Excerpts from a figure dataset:
>>>

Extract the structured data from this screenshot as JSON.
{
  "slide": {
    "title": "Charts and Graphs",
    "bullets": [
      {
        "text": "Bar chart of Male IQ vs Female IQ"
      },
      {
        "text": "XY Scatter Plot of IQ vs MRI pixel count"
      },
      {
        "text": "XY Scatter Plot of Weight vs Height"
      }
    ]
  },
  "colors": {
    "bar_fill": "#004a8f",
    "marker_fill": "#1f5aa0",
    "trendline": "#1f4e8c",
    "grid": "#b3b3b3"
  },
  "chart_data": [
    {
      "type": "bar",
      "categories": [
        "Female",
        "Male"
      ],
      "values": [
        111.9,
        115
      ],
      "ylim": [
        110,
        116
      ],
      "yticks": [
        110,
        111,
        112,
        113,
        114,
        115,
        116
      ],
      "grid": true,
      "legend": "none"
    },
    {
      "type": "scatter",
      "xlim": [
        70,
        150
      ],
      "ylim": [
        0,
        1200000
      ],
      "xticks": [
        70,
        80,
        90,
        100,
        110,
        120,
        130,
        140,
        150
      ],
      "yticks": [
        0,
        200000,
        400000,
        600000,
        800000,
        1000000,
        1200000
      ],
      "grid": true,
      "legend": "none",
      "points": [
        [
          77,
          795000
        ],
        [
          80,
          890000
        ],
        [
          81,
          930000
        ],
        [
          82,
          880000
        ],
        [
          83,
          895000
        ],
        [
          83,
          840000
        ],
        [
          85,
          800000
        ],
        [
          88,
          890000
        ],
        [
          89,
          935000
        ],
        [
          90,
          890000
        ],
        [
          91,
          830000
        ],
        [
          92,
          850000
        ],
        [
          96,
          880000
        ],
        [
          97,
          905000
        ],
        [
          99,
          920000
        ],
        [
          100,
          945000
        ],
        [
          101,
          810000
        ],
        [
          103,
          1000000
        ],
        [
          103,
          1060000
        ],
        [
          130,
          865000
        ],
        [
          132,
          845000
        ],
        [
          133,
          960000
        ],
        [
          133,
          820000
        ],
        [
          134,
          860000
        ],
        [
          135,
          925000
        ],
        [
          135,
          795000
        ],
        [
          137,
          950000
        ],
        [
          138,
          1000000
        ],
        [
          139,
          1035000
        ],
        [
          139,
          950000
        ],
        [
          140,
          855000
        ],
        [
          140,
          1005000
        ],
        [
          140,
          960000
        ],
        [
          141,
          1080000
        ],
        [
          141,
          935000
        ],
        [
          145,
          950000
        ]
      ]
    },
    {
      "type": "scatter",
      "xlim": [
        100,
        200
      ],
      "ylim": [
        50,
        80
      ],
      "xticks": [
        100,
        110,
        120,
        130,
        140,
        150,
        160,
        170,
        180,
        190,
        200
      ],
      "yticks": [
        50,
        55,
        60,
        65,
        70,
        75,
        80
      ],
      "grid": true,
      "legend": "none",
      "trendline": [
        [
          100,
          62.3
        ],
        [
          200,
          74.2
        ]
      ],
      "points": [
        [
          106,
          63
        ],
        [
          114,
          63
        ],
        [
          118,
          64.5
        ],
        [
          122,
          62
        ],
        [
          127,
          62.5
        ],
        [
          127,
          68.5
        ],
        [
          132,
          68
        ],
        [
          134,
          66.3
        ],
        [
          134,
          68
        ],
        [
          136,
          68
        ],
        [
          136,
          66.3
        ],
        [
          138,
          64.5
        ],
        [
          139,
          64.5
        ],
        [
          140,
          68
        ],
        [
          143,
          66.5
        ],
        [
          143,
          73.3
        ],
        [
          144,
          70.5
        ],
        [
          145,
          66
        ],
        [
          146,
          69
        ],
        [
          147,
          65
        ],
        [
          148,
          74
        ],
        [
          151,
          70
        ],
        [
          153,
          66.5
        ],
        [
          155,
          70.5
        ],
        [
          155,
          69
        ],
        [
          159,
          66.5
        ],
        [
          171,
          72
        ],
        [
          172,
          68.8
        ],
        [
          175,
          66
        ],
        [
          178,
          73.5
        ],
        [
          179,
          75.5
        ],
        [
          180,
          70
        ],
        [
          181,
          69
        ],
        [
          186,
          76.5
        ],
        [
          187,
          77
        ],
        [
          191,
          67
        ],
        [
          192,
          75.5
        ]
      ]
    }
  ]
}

<<<

_What you will do_
Reproduce each line of the material above precisely.

_Answer to the task_
Extract the structured data from this screenshot as JSON.
{
  "slide": {
    "title": "Charts and Graphs",
    "bullets": [
      {
        "text": "Bar chart of Male IQ vs Female IQ"
      },
      {
        "text": "XY Scatter Plot of IQ vs MRI pixel count"
      },
      {
        "text": "XY Scatter Plot of Weight vs Height"
      }
    ]
  },
  "colors": {
    "bar_fill": "#004a8f",
    "marker_fill": "#1f5aa0",
    "trendline": "#1f4e8c",
    "grid": "#b3b3b3"
  },
  "chart_data": [
    {
      "type": "bar",
      "categories": [
        "Female",
        "Male"
      ],
      "values": [
        111.9,
        115
      ],
      "ylim": [
        110,
        116
      ],
      "yticks": [
        110,
        111,
        112,
        113,
        114,
        115,
        116
      ],
      "grid": true,
      "legend": "none"
    },
    {
      "type": "scatter",
      "xlim": [
        70,
        150
      ],
      "ylim": [
        0,
        1200000
      ],
      "xticks": [
        70,
        80,
        90,
        100,
        110,
        120,
        130,
        140,
        150
      ],
      "yticks": [
        0,
        200000,
        400000,
        600000,
        800000,
        1000000,
        1200000
      ],
      "grid": true,
      "legend": "none",
      "points": [
        [
          77,
          795000
        ],
        [
          80,
          890000
        ],
        [
          81,
          930000
        ],
        [
          82,
          880000
        ],
        [
          83,
          895000
        ],
        [
          83,
          840000
        ],
        [
          85,
          800000
        ],
        [
          88,
          890000
        ],
        [
          89,
          935000
        ],
        [
          90,
          890000
        ],
        [
          91,
          830000
        ],
        [
          92,
          850000
        ],
        [
          96,
          880000
        ],
        [
          97,
          905000
        ],
        [
          99,
          920000
        ],
        [
          100,
          945000
        ],
        [
          101,
          810000
        ],
        [
          103,
          1000000
        ],
        [
          103,
          1060000
        ],
        [
          130,
          865000
        ],
        [
          132,
          845000
        ],
        [
          133,
          960000
        ],
        [
          133,
          820000
        ],
        [
          134,
          860000
        ],
        [
          135,
          925000
        ],
        [
          135,
          795000
        ],
        [
          137,
          950000
        ],
        [
          138,
          1000000
        ],
        [
          139,
          1035000
        ],
        [
          139,
          950000
        ],
        [
          140,
          855000
        ],
        [
          140,
          1005000
        ],
        [
          140,
          960000
        ],
        [
          141,
          1080000
        ],
        [
          141,
          935000
        ],
        [
          145,
          950000
        ]
      ]
    },
    {
      "type": "scatter",
      "xlim": [
        100,
        200
      ],
      "ylim": [
        50,
        80
      ],
      "xticks": [
        100,
        110,
        120,
        130,
        140,
        150,
        160,
        170,
        180,
        190,
        200
      ],
      "yticks": [
        50,
        55,
        60,
        65,
        70,
        75,
        80
      ],
      "grid": true,
      "legend": "none",
      "trendline": [
        [
          100,
          62.3
        ],
        [
          200,
          74.2
        ]
      ],
      "points": [
        [
          106,
          63
        ],
        [
          114,
          63
        ],
        [
          118,
          64.5
        ],
        [
          122,
          62
        ],
        [
          127,
          62.5
        ],
        [
          127,
          68.5
        ],
        [
          132,
          68
        ],
        [
          134,
          66.3
        ],
        [
          134,
          68
        ],
        [
          136,
          68
        ],
        [
          136,
          66.3
        ],
        [
          138,
          64.5
        ],
        [
          139,
          64.5
        ],
        [
          140,
          68
        ],
        [
          143,
          66.5
        ],
        [
          143,
          73.3
        ],
        [
          144,
          70.5
        ],
        [
          145,
          66
        ],
        [
          146,
          69
        ],
        [
          147,
          65
        ],
        [
          148,
          74
        ],
        [
          151,
          70
        ],
        [
          153,
          66.5
        ],
        [
          155,
          70.5
        ],
        [
          155,
          69
        ],
        [
          159,
          66.5
        ],
        [
          171,
          72
        ],
        [
          172,
          68.8
        ],
        [
          175,
          66
        ],
        [
          178,
          73.5
        ],
        [
          179,
          75.5
        ],
        [
          180,
          70
        ],
        [
          181,
          69
        ],
        [
          186,
          76.5
        ],
        [
          187,
          77
        ],
        [
          191,
          67
        ],
        [
          192,
          75.5
        ]
      ]
    }
  ]
}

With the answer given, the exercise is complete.